▸ PROMPT
Your answer should be a single number: the count of lines in the material below that hold "text".

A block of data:
########
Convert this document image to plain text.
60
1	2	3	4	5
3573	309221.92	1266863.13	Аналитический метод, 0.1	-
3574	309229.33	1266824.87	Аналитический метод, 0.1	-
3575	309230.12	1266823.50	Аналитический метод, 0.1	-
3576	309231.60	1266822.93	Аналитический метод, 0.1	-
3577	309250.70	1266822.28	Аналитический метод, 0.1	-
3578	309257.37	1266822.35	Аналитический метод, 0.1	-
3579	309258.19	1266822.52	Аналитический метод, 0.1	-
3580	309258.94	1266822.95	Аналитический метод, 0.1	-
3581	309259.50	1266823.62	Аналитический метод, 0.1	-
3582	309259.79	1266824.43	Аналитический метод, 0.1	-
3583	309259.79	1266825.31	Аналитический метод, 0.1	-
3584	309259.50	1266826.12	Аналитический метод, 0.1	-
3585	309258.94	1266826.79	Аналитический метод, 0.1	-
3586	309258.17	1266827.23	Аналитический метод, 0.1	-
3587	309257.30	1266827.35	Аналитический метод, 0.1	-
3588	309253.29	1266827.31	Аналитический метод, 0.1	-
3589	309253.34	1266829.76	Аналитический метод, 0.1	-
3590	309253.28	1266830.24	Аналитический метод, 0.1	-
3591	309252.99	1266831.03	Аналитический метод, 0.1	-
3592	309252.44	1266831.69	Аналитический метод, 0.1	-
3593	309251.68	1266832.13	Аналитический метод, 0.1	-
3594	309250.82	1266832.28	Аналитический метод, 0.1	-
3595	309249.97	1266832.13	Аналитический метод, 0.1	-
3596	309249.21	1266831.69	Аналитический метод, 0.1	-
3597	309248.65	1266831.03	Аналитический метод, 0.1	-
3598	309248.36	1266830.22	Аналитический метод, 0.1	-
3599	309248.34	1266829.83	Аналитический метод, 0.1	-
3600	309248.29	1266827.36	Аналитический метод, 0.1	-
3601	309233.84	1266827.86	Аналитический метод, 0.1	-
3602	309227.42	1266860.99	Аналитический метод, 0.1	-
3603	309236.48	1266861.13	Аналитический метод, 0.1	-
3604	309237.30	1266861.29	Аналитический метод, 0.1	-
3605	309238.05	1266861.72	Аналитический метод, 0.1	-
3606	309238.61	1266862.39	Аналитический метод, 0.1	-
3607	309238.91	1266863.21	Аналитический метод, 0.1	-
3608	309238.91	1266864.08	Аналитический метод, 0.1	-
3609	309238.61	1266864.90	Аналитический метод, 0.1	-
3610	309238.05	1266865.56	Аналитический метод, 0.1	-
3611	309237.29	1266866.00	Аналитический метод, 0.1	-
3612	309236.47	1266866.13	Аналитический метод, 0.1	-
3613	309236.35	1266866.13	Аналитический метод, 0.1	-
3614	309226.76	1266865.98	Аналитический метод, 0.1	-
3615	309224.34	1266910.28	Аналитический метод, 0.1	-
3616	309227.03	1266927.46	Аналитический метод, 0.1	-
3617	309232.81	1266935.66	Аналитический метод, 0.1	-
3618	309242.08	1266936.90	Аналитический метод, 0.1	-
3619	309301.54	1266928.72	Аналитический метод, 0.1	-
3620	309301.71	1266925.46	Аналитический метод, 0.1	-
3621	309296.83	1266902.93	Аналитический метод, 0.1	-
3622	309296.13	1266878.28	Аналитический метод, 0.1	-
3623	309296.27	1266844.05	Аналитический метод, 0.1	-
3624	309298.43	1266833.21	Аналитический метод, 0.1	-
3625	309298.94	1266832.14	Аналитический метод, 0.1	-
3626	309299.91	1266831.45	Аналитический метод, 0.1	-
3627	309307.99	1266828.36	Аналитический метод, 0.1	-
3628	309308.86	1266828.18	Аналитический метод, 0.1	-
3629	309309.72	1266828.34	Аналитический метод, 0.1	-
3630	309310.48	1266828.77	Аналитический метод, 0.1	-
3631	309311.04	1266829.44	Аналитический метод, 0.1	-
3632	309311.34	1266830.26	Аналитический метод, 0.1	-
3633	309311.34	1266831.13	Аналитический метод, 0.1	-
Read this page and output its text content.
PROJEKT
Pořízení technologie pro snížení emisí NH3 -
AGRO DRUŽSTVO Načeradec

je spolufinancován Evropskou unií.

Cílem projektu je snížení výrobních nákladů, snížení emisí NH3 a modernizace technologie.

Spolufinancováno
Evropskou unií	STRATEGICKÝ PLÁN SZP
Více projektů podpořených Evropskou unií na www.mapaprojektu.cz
########
▸ PROBLEM SOLUTION
2